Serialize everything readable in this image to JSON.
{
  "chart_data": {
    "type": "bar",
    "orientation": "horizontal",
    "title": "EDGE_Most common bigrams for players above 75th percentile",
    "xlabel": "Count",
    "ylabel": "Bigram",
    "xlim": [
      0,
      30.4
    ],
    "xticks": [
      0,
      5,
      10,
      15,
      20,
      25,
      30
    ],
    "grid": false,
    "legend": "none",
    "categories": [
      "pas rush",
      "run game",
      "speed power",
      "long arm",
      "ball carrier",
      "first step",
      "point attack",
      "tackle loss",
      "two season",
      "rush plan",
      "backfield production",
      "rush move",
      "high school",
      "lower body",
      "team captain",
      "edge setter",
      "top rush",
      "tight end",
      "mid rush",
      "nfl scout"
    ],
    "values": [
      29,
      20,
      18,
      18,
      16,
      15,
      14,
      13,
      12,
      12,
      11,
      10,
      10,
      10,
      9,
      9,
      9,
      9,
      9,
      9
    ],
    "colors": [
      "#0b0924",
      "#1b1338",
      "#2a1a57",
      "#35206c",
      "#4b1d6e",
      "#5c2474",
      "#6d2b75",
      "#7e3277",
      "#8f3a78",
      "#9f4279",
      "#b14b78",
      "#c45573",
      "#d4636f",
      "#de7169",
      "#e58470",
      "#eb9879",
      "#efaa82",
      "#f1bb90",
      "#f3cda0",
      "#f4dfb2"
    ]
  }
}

• **Written instruction**: From the data above, count the lines where "rush" occurs and give that figure and nothing else.

• **Worked solution**: 5